* Problem to work on *
If a line in the records below contains the word "circle", copy it out.

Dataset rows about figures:
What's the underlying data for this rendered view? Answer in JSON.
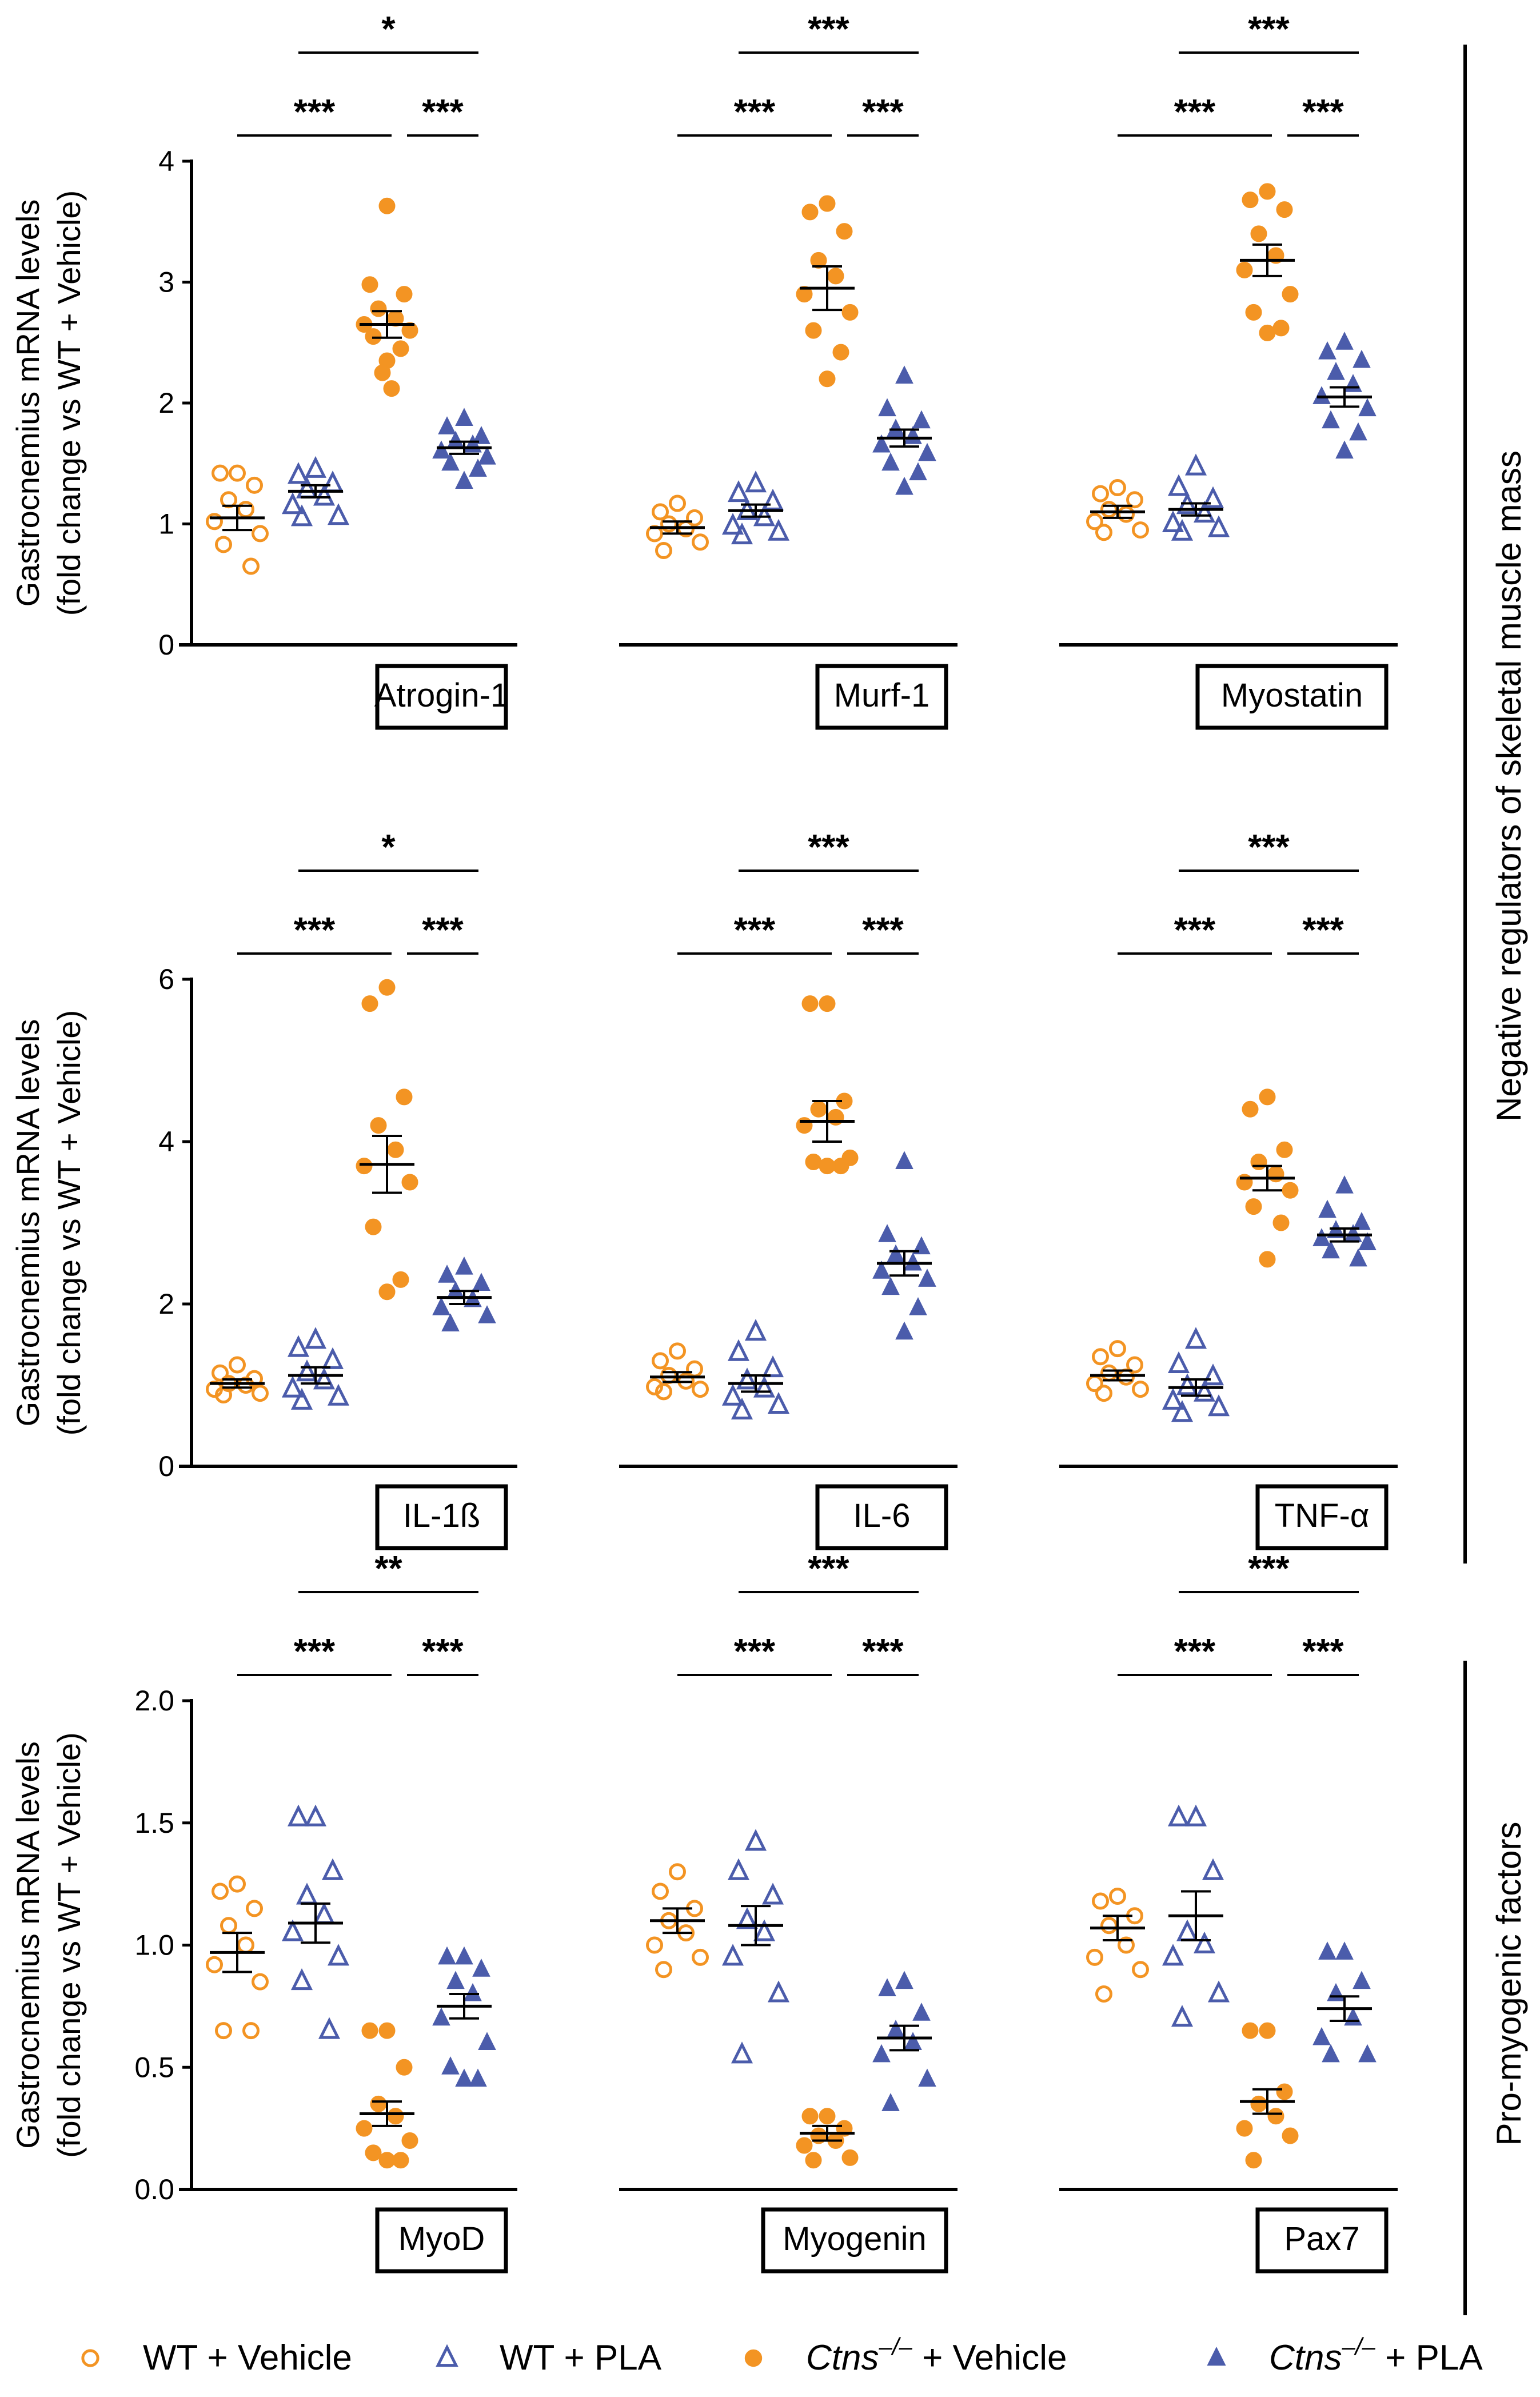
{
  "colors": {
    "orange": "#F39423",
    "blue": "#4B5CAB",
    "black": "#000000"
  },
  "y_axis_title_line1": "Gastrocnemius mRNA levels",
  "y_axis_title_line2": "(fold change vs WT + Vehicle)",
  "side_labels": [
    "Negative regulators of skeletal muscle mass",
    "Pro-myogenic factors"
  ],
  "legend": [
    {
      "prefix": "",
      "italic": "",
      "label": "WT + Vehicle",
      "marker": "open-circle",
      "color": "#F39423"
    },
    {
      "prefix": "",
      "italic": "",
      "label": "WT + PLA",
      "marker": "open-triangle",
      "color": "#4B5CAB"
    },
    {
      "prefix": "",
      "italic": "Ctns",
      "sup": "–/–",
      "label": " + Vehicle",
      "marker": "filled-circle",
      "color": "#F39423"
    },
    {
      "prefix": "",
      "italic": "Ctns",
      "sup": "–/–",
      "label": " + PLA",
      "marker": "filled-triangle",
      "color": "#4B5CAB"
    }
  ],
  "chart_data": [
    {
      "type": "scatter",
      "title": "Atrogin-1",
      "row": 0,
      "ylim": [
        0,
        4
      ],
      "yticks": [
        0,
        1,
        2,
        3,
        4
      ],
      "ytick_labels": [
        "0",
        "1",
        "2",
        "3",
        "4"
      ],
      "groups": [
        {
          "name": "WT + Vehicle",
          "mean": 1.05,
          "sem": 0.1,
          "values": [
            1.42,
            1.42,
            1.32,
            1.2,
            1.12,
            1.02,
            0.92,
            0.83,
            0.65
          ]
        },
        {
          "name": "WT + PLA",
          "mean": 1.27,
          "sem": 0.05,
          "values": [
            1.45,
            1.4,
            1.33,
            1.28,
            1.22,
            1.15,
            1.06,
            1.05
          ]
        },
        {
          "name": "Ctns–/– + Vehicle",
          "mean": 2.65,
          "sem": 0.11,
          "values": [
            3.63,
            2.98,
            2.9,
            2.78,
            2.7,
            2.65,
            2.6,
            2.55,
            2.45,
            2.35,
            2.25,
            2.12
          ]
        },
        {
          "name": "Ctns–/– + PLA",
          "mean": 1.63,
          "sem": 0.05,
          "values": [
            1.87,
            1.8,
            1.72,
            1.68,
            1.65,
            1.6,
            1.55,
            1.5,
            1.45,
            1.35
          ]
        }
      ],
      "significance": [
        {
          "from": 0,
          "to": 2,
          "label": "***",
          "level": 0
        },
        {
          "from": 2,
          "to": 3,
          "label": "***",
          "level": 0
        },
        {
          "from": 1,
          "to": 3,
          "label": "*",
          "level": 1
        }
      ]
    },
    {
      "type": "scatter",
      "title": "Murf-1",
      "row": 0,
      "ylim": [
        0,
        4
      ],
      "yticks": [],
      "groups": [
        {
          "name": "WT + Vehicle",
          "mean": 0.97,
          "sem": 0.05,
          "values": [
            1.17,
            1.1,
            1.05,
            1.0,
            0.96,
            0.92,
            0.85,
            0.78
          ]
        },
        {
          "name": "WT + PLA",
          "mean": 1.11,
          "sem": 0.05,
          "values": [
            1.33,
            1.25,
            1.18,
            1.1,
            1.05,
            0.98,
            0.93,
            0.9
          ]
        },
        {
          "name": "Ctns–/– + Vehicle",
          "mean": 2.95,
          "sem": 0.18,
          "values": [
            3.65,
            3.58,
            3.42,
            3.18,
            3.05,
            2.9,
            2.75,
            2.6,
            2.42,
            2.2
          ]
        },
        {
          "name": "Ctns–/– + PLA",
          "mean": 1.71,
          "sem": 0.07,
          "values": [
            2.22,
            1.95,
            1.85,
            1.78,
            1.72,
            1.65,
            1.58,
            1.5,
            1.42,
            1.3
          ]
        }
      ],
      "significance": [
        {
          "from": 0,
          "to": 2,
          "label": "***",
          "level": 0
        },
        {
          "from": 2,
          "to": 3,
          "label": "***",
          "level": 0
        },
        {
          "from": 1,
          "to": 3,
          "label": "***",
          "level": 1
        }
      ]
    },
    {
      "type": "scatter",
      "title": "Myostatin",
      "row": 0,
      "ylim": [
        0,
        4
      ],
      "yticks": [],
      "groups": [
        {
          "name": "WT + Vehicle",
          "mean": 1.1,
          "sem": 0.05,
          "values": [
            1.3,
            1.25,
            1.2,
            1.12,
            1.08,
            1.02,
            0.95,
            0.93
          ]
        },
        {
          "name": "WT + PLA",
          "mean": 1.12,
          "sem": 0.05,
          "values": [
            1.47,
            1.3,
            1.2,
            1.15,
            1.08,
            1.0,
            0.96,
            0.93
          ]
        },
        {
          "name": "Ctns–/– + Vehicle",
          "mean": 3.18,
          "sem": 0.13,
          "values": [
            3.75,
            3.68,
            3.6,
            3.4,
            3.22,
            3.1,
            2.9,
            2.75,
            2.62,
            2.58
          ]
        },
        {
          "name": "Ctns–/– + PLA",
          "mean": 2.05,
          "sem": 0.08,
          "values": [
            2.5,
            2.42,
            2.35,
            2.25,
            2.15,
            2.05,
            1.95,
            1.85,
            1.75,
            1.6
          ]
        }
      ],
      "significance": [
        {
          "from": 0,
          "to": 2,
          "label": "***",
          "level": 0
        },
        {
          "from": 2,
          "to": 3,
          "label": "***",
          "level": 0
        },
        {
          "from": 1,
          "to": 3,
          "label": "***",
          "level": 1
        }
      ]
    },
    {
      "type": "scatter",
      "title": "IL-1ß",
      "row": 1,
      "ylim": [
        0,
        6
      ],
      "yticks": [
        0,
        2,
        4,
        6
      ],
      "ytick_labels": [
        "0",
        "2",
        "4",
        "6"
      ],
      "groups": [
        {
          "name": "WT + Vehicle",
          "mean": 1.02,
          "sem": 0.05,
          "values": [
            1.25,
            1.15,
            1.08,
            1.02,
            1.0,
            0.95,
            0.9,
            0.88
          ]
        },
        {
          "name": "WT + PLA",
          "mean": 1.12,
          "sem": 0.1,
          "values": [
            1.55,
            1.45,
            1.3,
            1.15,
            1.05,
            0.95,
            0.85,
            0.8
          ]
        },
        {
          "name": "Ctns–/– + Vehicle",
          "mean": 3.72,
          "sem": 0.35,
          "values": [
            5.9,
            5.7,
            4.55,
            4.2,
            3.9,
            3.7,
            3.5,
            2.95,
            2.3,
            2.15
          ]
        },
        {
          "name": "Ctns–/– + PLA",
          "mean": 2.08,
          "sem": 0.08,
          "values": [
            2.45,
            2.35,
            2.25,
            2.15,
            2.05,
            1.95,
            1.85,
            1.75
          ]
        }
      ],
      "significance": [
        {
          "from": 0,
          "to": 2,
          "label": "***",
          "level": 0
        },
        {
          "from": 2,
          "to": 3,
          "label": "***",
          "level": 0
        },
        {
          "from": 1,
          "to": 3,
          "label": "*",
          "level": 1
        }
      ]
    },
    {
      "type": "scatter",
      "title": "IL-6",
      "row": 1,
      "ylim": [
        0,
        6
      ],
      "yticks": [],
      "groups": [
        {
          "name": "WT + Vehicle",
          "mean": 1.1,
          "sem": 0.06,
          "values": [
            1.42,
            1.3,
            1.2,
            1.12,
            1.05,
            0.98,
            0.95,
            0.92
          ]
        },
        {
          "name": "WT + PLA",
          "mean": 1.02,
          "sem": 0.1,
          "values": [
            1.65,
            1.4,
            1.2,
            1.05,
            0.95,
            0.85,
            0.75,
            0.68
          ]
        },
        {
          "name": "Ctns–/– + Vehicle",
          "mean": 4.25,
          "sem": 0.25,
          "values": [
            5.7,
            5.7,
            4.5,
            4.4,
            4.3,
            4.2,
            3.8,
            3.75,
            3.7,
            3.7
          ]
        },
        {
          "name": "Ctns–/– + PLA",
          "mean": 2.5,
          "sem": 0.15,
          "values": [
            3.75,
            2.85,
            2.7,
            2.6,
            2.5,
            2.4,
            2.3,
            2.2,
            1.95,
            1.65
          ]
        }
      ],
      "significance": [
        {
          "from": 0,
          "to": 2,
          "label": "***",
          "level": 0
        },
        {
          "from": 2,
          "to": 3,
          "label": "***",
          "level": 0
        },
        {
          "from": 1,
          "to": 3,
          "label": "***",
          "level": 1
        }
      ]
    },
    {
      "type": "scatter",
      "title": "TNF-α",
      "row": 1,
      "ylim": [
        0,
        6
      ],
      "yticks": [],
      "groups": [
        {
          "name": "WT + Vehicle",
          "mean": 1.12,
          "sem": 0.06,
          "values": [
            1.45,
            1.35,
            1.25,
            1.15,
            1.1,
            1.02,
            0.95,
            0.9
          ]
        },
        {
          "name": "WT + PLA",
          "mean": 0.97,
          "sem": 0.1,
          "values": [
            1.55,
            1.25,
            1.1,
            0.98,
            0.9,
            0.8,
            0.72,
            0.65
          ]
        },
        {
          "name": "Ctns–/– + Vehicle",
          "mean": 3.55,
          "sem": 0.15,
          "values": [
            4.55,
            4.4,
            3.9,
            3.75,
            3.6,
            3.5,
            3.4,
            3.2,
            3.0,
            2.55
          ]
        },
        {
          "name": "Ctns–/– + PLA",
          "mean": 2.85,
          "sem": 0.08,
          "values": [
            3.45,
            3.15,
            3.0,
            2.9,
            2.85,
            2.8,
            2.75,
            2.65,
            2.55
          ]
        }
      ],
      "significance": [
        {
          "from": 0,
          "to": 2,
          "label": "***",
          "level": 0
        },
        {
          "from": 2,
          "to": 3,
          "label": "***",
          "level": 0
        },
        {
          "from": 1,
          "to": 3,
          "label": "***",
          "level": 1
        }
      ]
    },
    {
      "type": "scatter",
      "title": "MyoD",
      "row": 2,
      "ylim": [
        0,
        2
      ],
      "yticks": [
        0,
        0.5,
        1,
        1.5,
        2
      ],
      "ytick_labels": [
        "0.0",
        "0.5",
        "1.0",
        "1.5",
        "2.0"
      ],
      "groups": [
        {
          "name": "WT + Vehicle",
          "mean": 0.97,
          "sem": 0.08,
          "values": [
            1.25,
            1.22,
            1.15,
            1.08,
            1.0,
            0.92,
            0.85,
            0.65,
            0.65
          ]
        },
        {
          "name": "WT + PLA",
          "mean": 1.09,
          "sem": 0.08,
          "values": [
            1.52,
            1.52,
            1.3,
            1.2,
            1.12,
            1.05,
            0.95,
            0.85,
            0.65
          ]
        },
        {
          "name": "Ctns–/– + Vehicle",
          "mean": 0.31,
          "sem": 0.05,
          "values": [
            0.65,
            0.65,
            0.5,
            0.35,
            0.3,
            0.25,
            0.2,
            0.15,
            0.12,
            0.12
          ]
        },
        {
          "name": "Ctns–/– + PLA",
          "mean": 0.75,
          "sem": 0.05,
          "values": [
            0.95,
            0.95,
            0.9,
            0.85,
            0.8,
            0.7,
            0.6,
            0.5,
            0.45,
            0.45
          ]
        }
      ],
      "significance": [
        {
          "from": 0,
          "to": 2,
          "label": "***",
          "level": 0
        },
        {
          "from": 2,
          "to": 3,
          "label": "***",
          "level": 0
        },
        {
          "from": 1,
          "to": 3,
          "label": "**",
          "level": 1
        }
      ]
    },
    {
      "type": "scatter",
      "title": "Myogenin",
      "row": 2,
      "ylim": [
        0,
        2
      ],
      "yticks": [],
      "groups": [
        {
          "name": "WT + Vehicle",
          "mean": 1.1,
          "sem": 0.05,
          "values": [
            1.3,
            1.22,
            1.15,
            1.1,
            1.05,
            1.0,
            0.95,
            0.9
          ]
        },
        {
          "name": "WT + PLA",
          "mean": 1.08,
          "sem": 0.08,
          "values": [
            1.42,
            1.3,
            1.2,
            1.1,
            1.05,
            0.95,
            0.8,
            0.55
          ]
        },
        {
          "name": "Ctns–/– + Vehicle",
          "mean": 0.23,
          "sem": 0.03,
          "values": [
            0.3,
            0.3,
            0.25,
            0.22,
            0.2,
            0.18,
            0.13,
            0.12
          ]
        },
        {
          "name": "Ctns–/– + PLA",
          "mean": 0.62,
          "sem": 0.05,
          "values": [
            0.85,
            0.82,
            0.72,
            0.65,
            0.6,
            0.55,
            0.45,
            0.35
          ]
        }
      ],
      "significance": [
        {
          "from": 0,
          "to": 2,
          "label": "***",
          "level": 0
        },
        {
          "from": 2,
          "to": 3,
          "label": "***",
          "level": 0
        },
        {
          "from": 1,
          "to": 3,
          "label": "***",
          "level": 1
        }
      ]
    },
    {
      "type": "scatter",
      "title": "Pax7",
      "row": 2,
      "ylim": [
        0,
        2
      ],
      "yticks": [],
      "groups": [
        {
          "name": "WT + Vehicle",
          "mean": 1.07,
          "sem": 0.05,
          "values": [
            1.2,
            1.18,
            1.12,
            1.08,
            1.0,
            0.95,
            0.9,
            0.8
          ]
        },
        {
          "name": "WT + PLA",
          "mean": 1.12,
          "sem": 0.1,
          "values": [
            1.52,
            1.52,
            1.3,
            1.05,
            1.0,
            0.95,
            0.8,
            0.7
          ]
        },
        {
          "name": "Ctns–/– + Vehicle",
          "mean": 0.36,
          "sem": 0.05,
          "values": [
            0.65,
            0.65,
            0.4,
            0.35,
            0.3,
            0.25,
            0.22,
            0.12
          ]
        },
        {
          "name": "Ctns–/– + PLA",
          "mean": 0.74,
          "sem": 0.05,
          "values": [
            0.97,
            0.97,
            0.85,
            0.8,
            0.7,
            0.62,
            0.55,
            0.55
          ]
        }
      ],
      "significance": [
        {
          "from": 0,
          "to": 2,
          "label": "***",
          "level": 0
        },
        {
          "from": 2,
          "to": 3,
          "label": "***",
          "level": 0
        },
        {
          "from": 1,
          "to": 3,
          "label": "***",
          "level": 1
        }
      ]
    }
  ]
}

* Answer to this problem *
      "marker": "open-circle",
      "marker": "filled-circle",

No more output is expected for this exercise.